[Data entries]
⁂
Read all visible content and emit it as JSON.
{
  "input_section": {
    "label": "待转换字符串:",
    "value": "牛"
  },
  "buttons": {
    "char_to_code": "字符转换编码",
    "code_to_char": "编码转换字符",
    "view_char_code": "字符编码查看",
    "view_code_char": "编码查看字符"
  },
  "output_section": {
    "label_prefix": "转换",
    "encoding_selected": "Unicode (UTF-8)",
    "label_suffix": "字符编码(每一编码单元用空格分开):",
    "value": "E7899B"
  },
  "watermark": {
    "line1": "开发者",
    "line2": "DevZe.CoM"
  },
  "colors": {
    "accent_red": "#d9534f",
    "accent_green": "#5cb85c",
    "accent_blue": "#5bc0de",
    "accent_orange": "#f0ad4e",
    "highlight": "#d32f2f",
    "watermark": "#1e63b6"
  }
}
⁂
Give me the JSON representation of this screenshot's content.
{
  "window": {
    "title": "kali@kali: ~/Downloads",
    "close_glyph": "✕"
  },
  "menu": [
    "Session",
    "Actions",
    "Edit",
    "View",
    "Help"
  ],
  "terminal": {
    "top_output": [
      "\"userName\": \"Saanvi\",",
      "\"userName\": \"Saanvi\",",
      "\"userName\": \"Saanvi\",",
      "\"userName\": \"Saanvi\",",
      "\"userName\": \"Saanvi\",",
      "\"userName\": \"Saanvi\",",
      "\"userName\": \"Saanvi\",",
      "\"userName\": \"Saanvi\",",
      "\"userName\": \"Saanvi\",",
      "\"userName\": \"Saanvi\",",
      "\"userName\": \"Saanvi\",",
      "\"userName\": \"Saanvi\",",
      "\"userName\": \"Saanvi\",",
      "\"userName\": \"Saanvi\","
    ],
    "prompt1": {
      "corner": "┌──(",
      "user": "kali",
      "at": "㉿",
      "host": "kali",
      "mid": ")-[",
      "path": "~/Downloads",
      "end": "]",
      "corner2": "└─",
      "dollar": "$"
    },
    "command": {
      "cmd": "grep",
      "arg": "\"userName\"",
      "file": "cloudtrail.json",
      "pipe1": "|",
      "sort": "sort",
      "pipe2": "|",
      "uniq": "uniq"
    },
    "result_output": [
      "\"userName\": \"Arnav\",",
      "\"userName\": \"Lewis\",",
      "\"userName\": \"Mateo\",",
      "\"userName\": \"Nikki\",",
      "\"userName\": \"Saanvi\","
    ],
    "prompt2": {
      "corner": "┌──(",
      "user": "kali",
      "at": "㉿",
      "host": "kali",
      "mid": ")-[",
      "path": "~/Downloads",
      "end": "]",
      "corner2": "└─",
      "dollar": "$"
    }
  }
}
⁂
Show every line of the records above that contains the word "content".

- **The response**:
Read all visible content and emit it as JSON.
Give me the JSON representation of this screenshot's content.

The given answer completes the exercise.